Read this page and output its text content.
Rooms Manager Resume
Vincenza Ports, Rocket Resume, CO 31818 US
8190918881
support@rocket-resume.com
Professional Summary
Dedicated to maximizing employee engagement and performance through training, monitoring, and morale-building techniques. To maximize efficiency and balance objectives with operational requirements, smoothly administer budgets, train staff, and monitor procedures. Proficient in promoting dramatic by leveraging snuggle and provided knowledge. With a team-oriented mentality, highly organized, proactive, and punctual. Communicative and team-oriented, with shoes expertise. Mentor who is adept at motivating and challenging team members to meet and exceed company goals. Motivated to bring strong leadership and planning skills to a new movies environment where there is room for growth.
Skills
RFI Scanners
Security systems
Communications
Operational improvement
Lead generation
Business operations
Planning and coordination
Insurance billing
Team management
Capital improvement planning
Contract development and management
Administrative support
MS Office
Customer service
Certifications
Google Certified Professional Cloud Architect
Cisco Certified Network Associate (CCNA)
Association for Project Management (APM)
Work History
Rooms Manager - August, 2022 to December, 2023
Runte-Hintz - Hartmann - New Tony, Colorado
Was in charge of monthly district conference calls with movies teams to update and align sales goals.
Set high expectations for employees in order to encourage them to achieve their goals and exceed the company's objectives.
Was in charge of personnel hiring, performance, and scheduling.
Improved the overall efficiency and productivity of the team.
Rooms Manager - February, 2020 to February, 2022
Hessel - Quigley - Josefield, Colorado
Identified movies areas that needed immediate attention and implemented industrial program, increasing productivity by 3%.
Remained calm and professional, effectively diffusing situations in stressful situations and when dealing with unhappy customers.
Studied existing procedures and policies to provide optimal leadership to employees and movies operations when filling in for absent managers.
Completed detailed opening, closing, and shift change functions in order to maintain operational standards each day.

- _WHAT YOU WILL DO_: Locate and copy each line in the data above that includes the word "support".

- _WRITTEN RESPONSE_:
support@rocket-resume.com
Administrative support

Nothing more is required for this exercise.